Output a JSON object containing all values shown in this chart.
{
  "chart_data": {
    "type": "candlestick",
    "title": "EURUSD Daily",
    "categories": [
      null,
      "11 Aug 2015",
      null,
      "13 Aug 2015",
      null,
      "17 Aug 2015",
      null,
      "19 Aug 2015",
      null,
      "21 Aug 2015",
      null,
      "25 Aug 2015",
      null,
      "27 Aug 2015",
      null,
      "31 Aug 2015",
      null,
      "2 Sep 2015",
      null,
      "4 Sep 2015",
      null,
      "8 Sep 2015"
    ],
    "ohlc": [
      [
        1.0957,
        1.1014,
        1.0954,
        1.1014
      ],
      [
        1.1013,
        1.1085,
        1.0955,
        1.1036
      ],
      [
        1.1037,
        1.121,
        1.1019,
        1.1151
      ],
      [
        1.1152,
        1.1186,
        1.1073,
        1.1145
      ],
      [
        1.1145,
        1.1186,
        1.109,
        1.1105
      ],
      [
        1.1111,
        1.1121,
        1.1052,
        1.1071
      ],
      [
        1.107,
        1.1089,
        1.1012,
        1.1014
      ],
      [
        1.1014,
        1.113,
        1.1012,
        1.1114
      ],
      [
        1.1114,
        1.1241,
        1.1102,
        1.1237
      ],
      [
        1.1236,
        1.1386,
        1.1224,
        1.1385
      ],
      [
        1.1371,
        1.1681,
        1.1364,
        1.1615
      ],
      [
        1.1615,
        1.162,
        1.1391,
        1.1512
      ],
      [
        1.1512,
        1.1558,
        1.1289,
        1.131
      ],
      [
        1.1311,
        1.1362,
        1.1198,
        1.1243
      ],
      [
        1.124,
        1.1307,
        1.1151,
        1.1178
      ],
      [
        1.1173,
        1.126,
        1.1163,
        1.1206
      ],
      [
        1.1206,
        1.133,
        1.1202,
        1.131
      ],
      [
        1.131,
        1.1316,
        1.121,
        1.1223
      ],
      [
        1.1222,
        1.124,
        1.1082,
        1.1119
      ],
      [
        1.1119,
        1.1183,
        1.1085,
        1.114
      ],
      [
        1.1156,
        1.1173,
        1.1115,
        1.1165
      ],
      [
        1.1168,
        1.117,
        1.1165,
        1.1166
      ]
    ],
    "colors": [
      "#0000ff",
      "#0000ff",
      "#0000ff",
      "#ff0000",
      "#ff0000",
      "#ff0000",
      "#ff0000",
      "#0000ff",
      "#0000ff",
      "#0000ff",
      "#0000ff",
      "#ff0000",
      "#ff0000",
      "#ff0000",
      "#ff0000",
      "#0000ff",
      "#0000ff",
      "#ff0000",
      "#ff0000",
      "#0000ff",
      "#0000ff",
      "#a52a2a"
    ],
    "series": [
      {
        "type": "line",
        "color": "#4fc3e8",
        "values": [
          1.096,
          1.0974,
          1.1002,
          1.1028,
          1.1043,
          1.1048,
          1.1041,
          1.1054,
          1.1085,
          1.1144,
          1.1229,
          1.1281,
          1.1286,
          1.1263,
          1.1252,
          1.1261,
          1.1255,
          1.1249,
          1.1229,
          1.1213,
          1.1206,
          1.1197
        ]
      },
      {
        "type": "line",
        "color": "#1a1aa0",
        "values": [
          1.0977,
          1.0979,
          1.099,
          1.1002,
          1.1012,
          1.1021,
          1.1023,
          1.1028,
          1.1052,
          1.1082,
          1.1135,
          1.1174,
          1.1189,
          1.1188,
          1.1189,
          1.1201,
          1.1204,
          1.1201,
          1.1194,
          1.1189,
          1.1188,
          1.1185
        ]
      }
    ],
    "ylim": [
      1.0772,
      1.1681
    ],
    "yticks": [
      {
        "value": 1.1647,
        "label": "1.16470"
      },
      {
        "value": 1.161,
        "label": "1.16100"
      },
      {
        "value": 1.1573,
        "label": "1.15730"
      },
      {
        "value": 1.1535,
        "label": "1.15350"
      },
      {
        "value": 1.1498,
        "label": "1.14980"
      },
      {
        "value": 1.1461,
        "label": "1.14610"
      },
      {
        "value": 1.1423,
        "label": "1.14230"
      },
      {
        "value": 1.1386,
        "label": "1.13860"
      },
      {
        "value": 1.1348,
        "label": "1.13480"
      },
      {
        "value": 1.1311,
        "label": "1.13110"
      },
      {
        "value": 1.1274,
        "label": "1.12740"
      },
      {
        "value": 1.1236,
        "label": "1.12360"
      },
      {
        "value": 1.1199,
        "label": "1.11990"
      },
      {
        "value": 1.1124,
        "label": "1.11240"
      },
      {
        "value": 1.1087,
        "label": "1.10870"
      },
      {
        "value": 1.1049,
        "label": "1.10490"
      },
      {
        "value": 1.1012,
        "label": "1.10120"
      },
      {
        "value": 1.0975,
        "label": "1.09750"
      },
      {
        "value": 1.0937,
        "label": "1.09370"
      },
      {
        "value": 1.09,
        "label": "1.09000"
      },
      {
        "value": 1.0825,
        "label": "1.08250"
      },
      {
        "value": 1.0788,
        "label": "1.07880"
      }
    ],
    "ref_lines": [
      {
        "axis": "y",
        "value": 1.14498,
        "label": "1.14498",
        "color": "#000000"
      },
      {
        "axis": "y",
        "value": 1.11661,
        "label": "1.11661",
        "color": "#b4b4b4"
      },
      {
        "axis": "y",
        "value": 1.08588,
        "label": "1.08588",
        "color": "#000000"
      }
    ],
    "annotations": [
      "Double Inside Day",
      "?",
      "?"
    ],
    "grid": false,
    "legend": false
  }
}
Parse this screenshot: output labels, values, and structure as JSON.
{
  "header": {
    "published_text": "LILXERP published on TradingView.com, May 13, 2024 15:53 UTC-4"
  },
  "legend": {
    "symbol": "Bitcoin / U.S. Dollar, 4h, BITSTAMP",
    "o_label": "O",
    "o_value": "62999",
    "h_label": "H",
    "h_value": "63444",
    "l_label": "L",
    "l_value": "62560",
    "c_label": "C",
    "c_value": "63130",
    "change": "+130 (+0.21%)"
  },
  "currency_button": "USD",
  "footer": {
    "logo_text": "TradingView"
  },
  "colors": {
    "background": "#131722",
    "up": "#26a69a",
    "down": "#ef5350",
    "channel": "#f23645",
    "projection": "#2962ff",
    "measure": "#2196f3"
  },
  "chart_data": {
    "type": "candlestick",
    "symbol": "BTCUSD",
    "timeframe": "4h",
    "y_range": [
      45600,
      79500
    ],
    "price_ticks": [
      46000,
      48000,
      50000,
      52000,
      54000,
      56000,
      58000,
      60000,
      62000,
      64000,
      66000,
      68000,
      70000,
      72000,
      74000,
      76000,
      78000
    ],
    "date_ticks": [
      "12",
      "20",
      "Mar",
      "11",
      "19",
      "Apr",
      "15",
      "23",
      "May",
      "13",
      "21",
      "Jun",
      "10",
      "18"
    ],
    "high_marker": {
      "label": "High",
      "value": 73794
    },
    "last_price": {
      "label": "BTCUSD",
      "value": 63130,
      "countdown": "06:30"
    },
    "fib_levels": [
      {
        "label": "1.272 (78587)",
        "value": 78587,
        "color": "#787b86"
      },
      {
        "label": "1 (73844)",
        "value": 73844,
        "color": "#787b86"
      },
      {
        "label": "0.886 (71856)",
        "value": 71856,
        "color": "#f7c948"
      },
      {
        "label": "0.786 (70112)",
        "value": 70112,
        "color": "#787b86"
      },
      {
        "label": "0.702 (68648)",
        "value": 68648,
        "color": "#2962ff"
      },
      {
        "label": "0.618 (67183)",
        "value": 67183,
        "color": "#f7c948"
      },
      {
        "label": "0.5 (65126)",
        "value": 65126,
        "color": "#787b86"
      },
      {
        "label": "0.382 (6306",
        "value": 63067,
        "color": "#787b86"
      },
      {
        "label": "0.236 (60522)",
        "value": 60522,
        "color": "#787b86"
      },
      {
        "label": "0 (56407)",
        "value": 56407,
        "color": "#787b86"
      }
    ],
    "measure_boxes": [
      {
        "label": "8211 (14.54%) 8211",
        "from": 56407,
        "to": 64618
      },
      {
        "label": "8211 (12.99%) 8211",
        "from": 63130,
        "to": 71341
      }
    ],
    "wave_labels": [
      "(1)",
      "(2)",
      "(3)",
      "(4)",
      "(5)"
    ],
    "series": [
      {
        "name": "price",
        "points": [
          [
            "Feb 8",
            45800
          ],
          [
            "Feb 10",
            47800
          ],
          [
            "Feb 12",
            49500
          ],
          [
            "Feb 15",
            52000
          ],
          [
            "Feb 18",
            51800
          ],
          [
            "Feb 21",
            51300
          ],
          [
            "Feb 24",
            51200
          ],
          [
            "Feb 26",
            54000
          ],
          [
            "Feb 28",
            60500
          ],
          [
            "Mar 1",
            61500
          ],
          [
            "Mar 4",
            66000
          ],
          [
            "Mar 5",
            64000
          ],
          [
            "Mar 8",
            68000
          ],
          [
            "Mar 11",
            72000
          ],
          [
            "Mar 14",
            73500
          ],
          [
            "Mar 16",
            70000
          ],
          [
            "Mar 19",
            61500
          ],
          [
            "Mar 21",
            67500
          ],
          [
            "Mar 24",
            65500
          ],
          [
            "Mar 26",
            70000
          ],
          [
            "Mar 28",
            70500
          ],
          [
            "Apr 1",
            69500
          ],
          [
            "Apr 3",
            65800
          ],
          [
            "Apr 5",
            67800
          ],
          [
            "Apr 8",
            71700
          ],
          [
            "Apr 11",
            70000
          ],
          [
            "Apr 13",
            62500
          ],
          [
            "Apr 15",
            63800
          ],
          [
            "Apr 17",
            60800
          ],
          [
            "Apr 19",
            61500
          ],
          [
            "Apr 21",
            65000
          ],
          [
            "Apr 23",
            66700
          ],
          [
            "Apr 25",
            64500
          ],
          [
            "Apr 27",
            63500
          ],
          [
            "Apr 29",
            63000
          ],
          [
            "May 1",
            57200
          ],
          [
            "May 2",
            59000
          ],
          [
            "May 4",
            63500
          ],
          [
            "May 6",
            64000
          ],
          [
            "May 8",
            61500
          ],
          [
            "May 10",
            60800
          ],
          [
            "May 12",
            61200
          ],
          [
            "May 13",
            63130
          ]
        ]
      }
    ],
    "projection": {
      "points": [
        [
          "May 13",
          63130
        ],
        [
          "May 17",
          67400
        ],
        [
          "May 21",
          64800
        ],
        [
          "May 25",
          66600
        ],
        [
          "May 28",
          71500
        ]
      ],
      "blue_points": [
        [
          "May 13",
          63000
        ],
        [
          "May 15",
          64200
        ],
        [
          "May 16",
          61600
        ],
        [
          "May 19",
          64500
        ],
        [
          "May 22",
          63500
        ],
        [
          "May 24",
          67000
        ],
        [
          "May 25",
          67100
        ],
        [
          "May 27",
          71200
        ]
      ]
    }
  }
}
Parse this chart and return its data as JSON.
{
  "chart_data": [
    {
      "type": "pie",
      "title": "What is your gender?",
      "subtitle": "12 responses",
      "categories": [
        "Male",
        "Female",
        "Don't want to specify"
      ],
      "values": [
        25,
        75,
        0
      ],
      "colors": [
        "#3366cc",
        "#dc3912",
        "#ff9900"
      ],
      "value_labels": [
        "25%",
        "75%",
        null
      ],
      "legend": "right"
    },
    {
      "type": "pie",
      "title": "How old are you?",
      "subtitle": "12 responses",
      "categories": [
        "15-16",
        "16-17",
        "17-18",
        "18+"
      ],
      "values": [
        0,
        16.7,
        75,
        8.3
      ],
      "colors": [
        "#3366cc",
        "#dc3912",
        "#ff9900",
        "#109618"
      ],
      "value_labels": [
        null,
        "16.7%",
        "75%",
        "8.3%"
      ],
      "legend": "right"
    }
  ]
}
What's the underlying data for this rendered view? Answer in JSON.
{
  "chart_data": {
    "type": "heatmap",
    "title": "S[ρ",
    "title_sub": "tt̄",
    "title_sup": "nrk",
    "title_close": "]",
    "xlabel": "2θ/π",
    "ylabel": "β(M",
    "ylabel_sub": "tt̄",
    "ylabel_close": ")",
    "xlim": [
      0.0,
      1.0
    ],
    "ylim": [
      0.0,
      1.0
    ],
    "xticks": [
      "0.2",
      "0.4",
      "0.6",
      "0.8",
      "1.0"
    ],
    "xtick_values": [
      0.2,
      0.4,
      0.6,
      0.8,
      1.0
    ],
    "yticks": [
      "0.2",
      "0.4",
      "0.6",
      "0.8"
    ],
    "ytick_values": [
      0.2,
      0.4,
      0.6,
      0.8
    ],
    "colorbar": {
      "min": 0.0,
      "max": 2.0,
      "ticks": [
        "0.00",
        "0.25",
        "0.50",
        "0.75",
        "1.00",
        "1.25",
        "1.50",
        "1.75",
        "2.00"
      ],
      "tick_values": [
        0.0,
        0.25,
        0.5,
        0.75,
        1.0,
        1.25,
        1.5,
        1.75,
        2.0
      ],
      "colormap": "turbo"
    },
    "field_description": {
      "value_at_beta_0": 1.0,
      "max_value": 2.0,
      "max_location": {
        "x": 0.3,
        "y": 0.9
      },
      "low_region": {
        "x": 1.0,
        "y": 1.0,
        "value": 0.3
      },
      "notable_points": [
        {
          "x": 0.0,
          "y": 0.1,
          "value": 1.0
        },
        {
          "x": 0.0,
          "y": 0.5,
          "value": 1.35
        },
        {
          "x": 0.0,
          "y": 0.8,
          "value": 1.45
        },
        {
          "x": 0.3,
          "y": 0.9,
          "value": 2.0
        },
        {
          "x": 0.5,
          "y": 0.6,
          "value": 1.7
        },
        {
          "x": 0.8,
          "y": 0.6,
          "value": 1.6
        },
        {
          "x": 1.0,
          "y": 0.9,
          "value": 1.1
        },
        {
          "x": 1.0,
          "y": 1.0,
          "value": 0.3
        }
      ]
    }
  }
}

──────

• BRIEF:
Using the entries above, return each line that includes the word "symbol".

• ANSWER TO THE EXERCISE:
    "symbol": "Bitcoin / U.S. Dollar, 4h, BITSTAMP",
    "symbol": "BTCUSD",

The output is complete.